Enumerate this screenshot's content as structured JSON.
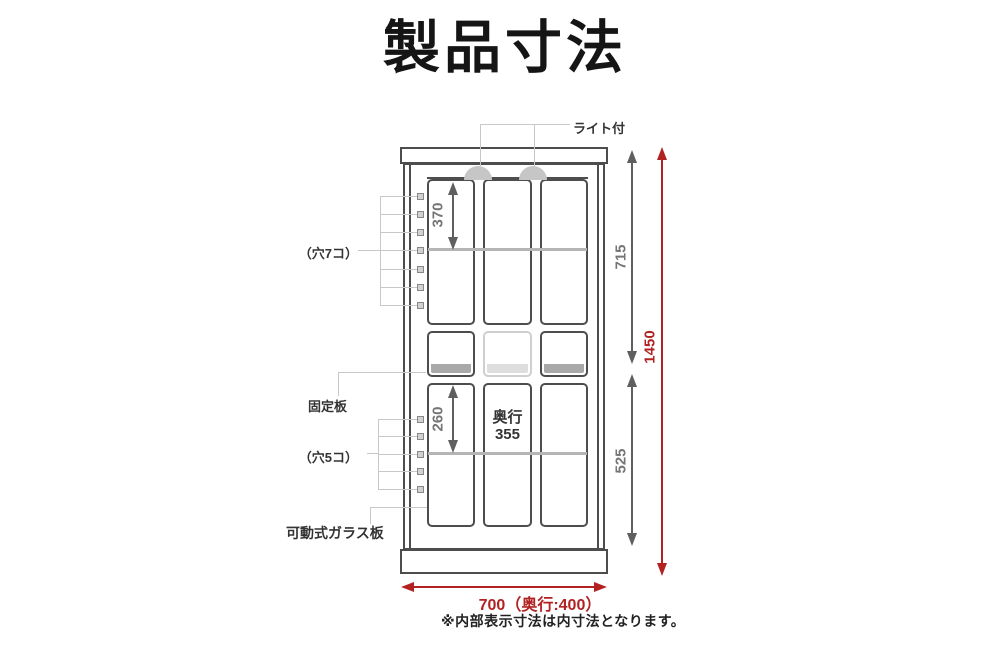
{
  "title": "製品寸法",
  "callouts": {
    "light": "ライト付",
    "holes_upper": "（穴7コ）",
    "fixed_board": "固定板",
    "holes_lower": "（穴5コ）",
    "movable_glass": "可動式ガラス板"
  },
  "dimensions": {
    "upper_shelf_pitch": "370",
    "upper_inner_height": "715",
    "overall_height": "1450",
    "lower_shelf_pitch": "260",
    "lower_inner_height": "525",
    "inner_depth_label": "奥行",
    "inner_depth_value": "355",
    "overall_width": "700（奥行:400）"
  },
  "note": "※内部表示寸法は内寸法となります。",
  "holes": {
    "upper_count": 7,
    "lower_count": 5
  },
  "colors": {
    "outline": "#4d4d4d",
    "dim_gray": "#5f5f5f",
    "dim_text_gray": "#757575",
    "dim_red": "#b22222",
    "leader_gray": "#c8c8c8",
    "shelf_gray": "#b5b5b5",
    "fixed_shelf_fill": "#a9a9a9",
    "light_fill": "#c6c6c6"
  }
}
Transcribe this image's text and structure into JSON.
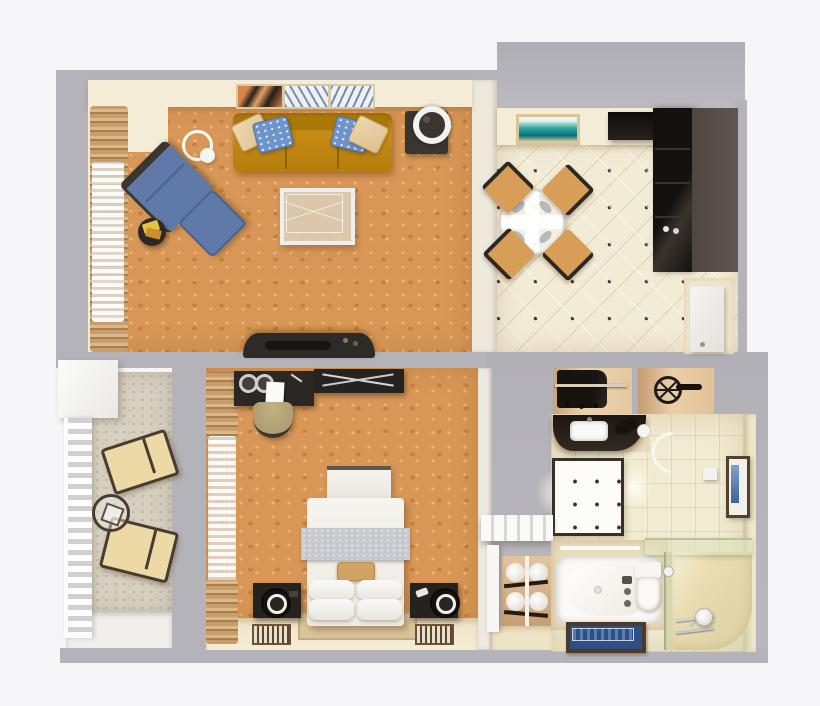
{
  "meta": {
    "description": "3D architectural floor plan of a one-bedroom hotel suite, rendered top-down on a plain light background",
    "view": "top-down 3D render",
    "has_text": false
  },
  "palette": {
    "bg": "#f6f6f8",
    "wall": "#b4b3b9",
    "wall-dark": "#a9a8ae",
    "soffit": "#f4ecd7",
    "carpet": "#d99757",
    "carpet-motif": "#c57f3e",
    "tile": "#f2ebd6",
    "tile-dot": "#433527",
    "bath-tile": "#f2ebd2",
    "balcony-floor": "#d7cfc0",
    "curtain-tan": "#c79e6b",
    "sofa": "#bd8512",
    "pillow-blue": "#6d94cc",
    "pillow-tan": "#e7cda2",
    "chair-blue": "#5f79a8",
    "kitchen-dark": "#1b1815",
    "kitchen-taupe": "#5a524b",
    "bed-white": "#f4f2ed",
    "runner-gray": "#c6c9cf",
    "night-dark": "#262220",
    "lounger": "#ecd9a6",
    "niche-tan": "#e2c098",
    "vanity-dark": "#241d18",
    "mat-blue": "#2e4f86",
    "mat-border": "#4e3a26",
    "art-teal": "#2aa0a0"
  },
  "rooms": {
    "living_room": {
      "name": "living room",
      "floor": "orange patterned carpet",
      "furniture": [
        "three-seat mustard sofa with two blue and two tan pillows",
        "wall art triptych above sofa",
        "end table with round lamp",
        "arc floor lamp",
        "blue armchair",
        "blue ottoman",
        "round side table with yellow books",
        "glass coffee table",
        "dark TV media console",
        "tan curtains with white sheers"
      ]
    },
    "dining_kitchen": {
      "name": "dining area with kitchenette",
      "floor": "cream diagonal tile with dot inlays",
      "furniture": [
        "round glass dining table with white cross runner and four place settings",
        "four tan dining chairs",
        "framed beach artwork",
        "black kitchenette counter",
        "tall dark kitchenette cabinet",
        "suite entry door"
      ]
    },
    "bedroom": {
      "name": "bedroom",
      "floor": "orange patterned carpet with cream walkway strip",
      "furniture": [
        "double bed with gray runner, tan accent pillow and four white pillows",
        "white bench at foot of bed",
        "two dark nightstands with round lamps",
        "two floor vent mats",
        "writing desk with coffee service and notepad",
        "olive desk chair",
        "dark dresser with folding luggage rack",
        "tan curtains with white sheers"
      ]
    },
    "balcony": {
      "name": "balcony",
      "floor": "speckled stone",
      "furniture": [
        "white storage cabinet",
        "white railing",
        "two cushioned sun loungers",
        "round glass side table"
      ]
    },
    "bathroom": {
      "name": "bathroom",
      "floor": "beige tile",
      "furniture": [
        "open closet niche with hanging clothes",
        "niche with wall-mounted fan",
        "curved dark vanity with white sink and hair dryer",
        "ceiling light panel with two lit lamps",
        "bathtub with wall faucet",
        "toilet",
        "glass shower enclosure with hand shower and grab bars",
        "blue bath mat with dark border",
        "framed blue artwork",
        "tissue box on wall"
      ]
    },
    "entry_hall": {
      "name": "entry hall",
      "furniture": [
        "white slatted shelf",
        "towel niche with rolled white towels",
        "white door leaf"
      ]
    }
  }
}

================

## WHAT YOU HAVE TO DO
Set down every entry word for word, but omit the pictures.

## RESULT
Enumerate this screenshot's content as structured JSON.
{
  "title": "製品寸法",
  "callouts": {
    "light": "ライト付",
    "holes_upper": "（穴7コ）",
    "fixed_board": "固定板",
    "holes_lower": "（穴5コ）",
    "movable_glass": "可動式ガラス板"
  },
  "dimensions": {
    "upper_shelf_pitch": "370",
    "upper_inner_height": "715",
    "overall_height": "1450",
    "lower_shelf_pitch": "260",
    "lower_inner_height": "525",
    "inner_depth_label": "奥行",
    "inner_depth_value": "355",
    "overall_width": "700（奥行:400）"
  },
  "note": "※内部表示寸法は内寸法となります。",
  "holes": {
    "upper_count": 7,
    "lower_count": 5
  },
  "colors": {
    "outline": "#4d4d4d",
    "dim_gray": "#5f5f5f",
    "dim_text_gray": "#757575",
    "dim_red": "#b22222",
    "leader_gray": "#c8c8c8",
    "shelf_gray": "#b5b5b5",
    "fixed_shelf_fill": "#a9a9a9",
    "light_fill": "#c6c6c6"
  }
}
Transcribe this image's text and structure into JSON.
{
  "meta": {
    "description": "3D architectural floor plan of a one-bedroom hotel suite, rendered top-down on a plain light background",
    "view": "top-down 3D render",
    "has_text": false
  },
  "palette": {
    "bg": "#f6f6f8",
    "wall": "#b4b3b9",
    "wall-dark": "#a9a8ae",
    "soffit": "#f4ecd7",
    "carpet": "#d99757",
    "carpet-motif": "#c57f3e",
    "tile": "#f2ebd6",
    "tile-dot": "#433527",
    "bath-tile": "#f2ebd2",
    "balcony-floor": "#d7cfc0",
    "curtain-tan": "#c79e6b",
    "sofa": "#bd8512",
    "pillow-blue": "#6d94cc",
    "pillow-tan": "#e7cda2",
    "chair-blue": "#5f79a8",
    "kitchen-dark": "#1b1815",
    "kitchen-taupe": "#5a524b",
    "bed-white": "#f4f2ed",
    "runner-gray": "#c6c9cf",
    "night-dark": "#262220",
    "lounger": "#ecd9a6",
    "niche-tan": "#e2c098",
    "vanity-dark": "#241d18",
    "mat-blue": "#2e4f86",
    "mat-border": "#4e3a26",
    "art-teal": "#2aa0a0"
  },
  "rooms": {
    "living_room": {
      "name": "living room",
      "floor": "orange patterned carpet",
      "furniture": [
        "three-seat mustard sofa with two blue and two tan pillows",
        "wall art triptych above sofa",
        "end table with round lamp",
        "arc floor lamp",
        "blue armchair",
        "blue ottoman",
        "round side table with yellow books",
        "glass coffee table",
        "dark TV media console",
        "tan curtains with white sheers"
      ]
    },
    "dining_kitchen": {
      "name": "dining area with kitchenette",
      "floor": "cream diagonal tile with dot inlays",
      "furniture": [
        "round glass dining table with white cross runner and four place settings",
        "four tan dining chairs",
        "framed beach artwork",
        "black kitchenette counter",
        "tall dark kitchenette cabinet",
        "suite entry door"
      ]
    },
    "bedroom": {
      "name": "bedroom",
      "floor": "orange patterned carpet with cream walkway strip",
      "furniture": [
        "double bed with gray runner, tan accent pillow and four white pillows",
        "white bench at foot of bed",
        "two dark nightstands with round lamps",
        "two floor vent mats",
        "writing desk with coffee service and notepad",
        "olive desk chair",
        "dark dresser with folding luggage rack",
        "tan curtains with white sheers"
      ]
    },
    "balcony": {
      "name": "balcony",
      "floor": "speckled stone",
      "furniture": [
        "white storage cabinet",
        "white railing",
        "two cushioned sun loungers",
        "round glass side table"
      ]
    },
    "bathroom": {
      "name": "bathroom",
      "floor": "beige tile",
      "furniture": [
        "open closet niche with hanging clothes",
        "niche with wall-mounted fan",
        "curved dark vanity with white sink and hair dryer",
        "ceiling light panel with two lit lamps",
        "bathtub with wall faucet",
        "toilet",
        "glass shower enclosure with hand shower and grab bars",
        "blue bath mat with dark border",
        "framed blue artwork",
        "tissue box on wall"
      ]
    },
    "entry_hall": {
      "name": "entry hall",
      "furniture": [
        "white slatted shelf",
        "towel niche with rolled white towels",
        "white door leaf"
      ]
    }
  }
}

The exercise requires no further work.